List each line in which the string "Card" appears.

(Data entries)
* BEGIN *

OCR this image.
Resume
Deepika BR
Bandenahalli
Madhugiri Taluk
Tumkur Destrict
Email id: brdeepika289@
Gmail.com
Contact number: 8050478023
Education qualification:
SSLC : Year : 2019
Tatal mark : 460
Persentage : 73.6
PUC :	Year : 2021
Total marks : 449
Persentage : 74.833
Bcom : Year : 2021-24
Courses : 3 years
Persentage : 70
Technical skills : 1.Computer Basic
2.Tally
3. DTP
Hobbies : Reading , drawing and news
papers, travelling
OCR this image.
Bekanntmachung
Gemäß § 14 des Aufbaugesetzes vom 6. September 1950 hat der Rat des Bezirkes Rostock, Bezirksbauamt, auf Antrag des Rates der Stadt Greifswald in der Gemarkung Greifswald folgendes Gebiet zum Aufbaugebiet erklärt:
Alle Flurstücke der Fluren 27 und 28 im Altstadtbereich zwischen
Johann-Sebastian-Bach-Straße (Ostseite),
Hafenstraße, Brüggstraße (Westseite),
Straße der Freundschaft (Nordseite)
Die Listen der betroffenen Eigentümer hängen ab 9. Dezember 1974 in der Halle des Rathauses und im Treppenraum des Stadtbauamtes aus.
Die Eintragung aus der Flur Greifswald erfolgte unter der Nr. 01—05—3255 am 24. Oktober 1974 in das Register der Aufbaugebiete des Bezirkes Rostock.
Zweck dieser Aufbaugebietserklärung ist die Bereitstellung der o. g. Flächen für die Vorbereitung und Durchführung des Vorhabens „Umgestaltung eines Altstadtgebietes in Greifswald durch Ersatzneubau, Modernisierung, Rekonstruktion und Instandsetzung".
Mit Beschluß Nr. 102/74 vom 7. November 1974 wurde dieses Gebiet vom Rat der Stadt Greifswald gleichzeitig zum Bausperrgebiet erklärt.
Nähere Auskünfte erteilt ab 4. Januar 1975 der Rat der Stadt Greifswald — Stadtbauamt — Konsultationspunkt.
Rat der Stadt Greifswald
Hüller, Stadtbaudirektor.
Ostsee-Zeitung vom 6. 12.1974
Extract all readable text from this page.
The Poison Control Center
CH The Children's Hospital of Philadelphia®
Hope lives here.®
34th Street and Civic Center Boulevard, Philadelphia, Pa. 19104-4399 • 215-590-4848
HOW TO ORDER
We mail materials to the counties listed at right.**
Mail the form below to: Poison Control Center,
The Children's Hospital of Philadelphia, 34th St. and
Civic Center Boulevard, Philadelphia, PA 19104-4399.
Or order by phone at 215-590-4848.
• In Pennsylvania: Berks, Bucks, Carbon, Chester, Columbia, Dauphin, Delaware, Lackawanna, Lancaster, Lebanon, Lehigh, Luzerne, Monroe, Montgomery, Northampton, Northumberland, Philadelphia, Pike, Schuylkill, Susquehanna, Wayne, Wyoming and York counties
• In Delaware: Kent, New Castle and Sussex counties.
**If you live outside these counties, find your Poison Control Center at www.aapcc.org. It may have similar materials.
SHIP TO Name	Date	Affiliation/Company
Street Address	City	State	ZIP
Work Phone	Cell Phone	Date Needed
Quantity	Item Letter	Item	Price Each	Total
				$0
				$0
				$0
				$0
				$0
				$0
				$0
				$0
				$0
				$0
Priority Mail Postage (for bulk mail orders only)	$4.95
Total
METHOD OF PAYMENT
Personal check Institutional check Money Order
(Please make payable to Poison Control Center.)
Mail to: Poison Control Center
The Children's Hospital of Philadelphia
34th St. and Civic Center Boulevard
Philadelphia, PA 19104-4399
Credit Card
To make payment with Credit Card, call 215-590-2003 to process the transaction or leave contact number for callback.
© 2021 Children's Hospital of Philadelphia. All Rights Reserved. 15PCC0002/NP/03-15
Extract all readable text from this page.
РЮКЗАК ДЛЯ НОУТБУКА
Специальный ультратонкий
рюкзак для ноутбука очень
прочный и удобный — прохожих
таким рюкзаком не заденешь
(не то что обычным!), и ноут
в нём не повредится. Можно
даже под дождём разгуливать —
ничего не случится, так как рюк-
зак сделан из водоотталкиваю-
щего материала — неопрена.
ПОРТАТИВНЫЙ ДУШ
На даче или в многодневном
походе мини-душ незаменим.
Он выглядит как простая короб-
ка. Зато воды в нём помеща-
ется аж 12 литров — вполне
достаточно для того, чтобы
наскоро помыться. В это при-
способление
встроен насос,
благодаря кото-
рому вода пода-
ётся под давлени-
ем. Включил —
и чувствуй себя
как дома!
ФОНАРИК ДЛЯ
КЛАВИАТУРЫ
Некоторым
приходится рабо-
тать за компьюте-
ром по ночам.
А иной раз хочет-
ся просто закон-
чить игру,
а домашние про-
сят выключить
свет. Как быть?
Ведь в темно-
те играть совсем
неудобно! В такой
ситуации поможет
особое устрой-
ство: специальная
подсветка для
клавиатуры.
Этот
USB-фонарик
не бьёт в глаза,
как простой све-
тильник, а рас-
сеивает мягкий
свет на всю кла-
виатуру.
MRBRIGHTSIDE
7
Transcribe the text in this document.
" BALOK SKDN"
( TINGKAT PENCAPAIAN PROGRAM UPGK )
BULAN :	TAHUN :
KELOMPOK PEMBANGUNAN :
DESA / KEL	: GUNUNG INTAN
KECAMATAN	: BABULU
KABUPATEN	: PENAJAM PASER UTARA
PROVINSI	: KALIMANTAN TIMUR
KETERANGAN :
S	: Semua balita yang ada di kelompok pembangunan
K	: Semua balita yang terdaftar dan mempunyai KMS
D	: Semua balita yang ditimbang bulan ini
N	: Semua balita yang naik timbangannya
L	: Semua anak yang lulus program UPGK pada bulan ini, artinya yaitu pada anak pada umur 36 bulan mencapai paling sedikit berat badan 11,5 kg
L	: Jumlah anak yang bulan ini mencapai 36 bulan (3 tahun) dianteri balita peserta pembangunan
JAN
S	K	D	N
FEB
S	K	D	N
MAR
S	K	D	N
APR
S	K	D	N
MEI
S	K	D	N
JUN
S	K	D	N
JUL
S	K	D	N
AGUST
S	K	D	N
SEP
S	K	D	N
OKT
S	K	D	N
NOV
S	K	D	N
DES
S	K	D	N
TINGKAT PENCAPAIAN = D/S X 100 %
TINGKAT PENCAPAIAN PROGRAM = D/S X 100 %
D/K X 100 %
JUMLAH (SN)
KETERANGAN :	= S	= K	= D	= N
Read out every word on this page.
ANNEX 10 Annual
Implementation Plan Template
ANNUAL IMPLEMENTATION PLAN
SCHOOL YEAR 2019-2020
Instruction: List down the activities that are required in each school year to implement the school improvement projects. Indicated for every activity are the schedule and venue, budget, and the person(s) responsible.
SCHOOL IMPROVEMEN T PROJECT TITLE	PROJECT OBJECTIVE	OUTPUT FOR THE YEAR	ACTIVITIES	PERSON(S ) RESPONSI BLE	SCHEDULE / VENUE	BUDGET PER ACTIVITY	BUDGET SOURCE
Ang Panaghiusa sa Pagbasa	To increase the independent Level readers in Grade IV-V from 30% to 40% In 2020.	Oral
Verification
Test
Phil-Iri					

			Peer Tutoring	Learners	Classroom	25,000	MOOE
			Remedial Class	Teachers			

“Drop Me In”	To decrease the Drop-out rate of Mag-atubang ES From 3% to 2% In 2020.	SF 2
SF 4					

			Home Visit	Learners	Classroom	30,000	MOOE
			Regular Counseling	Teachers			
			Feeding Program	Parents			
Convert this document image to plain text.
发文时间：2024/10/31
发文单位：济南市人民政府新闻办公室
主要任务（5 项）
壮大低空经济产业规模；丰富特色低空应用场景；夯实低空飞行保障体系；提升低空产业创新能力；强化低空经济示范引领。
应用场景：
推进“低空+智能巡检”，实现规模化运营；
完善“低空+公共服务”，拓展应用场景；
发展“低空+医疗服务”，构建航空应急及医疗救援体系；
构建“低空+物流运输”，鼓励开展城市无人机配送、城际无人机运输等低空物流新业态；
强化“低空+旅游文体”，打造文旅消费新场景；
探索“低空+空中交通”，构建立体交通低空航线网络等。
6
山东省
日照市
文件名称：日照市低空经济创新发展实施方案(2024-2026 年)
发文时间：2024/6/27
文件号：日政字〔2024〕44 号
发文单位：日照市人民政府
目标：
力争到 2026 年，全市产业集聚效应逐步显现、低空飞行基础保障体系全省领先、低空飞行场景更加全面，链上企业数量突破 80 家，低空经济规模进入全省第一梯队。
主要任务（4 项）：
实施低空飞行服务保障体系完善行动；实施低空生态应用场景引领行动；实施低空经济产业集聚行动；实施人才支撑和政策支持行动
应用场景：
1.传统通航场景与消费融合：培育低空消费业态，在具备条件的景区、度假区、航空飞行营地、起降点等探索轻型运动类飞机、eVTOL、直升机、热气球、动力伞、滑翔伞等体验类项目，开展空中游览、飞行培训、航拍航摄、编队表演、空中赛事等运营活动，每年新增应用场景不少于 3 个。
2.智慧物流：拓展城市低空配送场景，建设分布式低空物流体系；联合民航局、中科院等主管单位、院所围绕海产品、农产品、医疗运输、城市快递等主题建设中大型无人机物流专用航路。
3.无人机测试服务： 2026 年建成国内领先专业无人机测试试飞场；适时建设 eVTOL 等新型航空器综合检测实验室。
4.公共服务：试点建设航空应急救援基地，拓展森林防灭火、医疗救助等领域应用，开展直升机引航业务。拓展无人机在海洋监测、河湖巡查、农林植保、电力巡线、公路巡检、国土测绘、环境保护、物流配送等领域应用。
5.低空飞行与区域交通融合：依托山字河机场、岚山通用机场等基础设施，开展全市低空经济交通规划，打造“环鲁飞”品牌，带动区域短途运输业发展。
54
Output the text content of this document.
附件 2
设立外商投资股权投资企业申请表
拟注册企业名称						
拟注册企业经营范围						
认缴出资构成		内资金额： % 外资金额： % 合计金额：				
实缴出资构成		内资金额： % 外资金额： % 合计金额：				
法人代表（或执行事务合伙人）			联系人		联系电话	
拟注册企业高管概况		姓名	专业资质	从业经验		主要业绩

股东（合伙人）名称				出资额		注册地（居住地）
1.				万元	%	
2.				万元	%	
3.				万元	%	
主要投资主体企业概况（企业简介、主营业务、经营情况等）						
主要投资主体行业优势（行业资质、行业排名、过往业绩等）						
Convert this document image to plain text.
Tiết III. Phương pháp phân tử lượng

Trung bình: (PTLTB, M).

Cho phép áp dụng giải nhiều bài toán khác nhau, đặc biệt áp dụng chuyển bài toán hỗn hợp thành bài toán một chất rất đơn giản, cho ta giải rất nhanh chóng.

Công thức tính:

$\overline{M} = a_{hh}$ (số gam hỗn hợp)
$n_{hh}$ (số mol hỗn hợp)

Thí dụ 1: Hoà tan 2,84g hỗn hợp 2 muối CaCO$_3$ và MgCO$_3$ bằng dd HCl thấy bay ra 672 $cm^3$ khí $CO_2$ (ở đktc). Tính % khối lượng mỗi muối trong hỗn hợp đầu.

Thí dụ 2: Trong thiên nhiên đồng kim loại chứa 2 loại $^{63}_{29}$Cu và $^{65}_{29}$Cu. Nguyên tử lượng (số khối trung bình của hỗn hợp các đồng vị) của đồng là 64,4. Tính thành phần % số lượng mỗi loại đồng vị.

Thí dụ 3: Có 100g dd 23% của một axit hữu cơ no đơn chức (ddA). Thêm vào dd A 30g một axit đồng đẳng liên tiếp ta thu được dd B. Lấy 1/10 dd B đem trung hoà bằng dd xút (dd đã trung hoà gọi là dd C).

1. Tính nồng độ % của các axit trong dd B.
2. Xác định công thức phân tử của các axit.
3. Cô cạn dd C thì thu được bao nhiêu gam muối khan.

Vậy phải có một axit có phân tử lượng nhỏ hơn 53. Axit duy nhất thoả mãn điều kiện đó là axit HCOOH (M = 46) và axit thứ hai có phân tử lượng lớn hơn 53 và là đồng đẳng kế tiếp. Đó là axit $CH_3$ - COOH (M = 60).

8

* END *

__RESULT BELOW__:
Credit Card
To make payment with Credit Card, call 215-590-2003 to process the transaction or leave contact number for callback.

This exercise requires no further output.